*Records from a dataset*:
⟨
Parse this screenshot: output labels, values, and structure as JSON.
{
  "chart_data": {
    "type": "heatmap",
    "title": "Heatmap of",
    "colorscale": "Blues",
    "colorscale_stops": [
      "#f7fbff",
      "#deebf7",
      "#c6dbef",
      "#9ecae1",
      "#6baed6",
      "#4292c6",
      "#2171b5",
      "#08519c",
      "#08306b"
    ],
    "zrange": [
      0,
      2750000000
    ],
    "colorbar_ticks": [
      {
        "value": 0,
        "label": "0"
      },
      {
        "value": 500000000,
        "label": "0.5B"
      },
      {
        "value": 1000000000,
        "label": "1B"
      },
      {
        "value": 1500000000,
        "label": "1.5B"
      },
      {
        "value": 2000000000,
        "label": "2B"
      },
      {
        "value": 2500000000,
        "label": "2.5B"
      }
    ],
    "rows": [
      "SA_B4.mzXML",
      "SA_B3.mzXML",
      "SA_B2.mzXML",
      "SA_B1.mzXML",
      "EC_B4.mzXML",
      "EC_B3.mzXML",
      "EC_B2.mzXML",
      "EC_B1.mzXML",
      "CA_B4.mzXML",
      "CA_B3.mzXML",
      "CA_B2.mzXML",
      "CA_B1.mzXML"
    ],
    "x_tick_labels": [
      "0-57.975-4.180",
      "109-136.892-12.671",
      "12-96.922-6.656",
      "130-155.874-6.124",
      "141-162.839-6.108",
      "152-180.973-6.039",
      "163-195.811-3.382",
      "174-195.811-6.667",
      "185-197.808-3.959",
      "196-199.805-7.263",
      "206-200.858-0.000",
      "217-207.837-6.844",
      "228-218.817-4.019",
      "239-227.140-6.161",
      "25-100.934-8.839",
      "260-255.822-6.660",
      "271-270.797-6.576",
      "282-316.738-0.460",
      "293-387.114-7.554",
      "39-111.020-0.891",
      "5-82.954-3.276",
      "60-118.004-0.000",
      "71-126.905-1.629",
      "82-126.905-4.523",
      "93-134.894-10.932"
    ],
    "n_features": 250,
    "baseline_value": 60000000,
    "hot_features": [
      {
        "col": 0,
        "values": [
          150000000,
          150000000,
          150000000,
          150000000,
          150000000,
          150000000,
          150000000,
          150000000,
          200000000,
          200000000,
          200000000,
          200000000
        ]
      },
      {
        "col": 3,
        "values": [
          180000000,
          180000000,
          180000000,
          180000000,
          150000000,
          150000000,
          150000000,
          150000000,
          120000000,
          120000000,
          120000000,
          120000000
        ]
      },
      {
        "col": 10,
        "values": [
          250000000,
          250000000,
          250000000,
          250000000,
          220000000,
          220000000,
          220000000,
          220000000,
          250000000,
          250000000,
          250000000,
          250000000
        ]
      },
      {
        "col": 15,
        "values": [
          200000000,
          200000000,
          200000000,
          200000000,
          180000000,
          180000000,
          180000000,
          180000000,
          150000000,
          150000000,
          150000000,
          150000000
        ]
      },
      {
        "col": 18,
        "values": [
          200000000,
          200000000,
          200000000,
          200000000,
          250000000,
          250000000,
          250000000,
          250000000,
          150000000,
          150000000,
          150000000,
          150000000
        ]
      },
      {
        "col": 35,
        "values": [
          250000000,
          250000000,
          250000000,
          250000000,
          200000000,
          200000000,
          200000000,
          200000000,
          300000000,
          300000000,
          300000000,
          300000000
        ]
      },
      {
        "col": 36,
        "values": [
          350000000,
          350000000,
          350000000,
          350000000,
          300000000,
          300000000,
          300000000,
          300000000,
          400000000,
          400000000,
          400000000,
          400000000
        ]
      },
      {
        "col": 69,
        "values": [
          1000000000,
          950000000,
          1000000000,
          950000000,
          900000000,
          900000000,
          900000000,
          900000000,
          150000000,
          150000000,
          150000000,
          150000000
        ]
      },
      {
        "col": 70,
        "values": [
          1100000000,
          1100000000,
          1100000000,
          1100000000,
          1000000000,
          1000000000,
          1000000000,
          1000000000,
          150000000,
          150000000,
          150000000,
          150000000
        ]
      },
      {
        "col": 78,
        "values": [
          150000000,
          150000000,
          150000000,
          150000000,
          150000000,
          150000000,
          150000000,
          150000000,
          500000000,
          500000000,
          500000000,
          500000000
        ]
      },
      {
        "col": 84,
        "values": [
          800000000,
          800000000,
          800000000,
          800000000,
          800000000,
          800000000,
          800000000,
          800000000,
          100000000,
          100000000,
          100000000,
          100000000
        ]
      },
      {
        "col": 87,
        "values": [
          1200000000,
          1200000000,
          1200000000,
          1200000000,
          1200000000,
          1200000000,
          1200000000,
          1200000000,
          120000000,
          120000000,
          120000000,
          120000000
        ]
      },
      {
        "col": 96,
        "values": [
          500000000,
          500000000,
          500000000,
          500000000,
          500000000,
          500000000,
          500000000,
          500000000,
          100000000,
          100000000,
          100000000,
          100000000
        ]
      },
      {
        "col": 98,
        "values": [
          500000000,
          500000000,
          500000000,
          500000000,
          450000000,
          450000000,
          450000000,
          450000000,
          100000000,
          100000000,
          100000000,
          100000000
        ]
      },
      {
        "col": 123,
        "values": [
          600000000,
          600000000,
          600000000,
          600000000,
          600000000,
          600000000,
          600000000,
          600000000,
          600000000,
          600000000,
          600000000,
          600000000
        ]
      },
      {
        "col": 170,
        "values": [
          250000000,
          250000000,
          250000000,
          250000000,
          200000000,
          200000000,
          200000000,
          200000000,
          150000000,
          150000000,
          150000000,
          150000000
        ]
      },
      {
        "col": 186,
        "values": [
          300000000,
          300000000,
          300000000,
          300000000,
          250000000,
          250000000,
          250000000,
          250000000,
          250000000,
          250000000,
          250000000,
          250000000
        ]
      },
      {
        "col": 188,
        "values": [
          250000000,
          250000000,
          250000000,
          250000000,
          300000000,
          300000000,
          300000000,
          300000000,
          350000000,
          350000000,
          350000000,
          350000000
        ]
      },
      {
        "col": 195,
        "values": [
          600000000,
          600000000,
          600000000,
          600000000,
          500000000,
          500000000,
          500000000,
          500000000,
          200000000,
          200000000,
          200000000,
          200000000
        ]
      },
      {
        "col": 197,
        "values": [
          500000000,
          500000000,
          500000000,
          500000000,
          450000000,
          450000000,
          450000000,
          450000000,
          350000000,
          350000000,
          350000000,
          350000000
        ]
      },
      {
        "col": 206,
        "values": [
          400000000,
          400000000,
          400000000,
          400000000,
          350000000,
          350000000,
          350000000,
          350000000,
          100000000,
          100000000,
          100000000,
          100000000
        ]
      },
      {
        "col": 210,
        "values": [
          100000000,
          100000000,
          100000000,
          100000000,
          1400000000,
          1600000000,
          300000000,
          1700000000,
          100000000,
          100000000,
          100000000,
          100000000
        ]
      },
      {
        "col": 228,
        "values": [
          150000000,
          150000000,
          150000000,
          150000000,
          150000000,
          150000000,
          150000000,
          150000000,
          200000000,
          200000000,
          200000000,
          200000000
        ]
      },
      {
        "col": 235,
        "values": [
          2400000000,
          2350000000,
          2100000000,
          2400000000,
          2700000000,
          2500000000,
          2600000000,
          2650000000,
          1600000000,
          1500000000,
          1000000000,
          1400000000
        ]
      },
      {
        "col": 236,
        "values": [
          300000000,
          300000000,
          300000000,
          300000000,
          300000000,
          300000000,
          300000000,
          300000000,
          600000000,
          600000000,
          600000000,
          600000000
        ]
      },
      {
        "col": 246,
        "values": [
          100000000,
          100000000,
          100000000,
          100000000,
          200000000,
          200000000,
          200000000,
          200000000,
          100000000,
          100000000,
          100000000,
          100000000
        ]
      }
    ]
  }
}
⟩
⟨
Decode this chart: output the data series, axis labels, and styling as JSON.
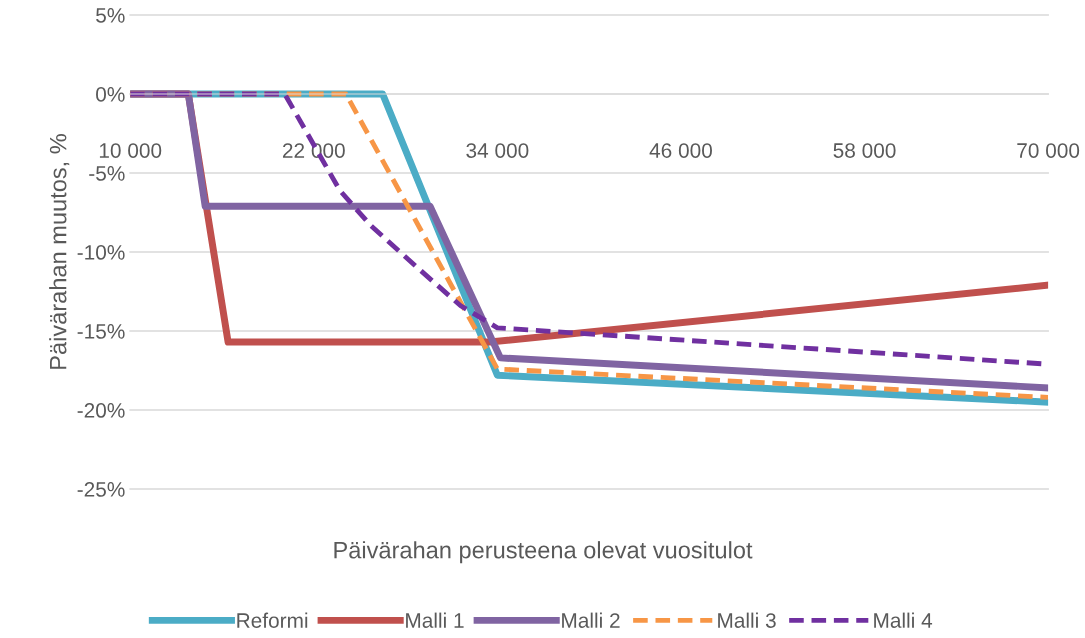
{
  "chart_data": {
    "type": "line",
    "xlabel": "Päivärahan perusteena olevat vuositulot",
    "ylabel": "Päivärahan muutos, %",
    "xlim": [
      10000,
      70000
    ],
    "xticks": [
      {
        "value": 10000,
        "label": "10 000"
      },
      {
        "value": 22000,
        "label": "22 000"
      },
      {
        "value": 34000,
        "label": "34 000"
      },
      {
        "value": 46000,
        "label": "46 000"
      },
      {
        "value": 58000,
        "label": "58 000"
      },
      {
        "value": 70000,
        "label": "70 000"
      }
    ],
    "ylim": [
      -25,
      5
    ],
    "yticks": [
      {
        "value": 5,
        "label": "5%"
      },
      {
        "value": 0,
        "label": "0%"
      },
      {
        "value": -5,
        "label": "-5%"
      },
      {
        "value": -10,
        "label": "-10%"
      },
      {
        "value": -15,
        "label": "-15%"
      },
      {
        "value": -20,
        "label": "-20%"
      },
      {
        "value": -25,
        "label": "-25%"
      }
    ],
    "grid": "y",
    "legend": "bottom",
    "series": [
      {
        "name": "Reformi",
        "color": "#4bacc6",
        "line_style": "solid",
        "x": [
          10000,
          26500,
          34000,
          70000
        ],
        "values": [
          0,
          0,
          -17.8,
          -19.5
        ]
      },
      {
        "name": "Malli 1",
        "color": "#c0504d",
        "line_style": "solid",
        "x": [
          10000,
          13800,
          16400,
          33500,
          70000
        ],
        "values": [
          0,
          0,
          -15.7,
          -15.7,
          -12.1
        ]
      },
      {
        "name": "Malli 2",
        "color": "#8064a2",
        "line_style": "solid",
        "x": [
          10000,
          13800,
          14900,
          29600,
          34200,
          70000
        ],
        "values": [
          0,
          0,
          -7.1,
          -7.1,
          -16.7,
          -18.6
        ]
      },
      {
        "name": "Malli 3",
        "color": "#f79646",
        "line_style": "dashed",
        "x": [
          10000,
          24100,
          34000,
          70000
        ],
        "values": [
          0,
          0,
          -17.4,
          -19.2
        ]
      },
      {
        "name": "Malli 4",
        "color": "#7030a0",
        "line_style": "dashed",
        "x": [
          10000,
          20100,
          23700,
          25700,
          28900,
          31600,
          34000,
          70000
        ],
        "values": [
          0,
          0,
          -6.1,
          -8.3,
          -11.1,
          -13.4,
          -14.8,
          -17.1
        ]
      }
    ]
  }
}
⟩
*The task*:
Reply with one number only: the count of lines in the entries that contain "Malli".

*Reply to the exercise*:
4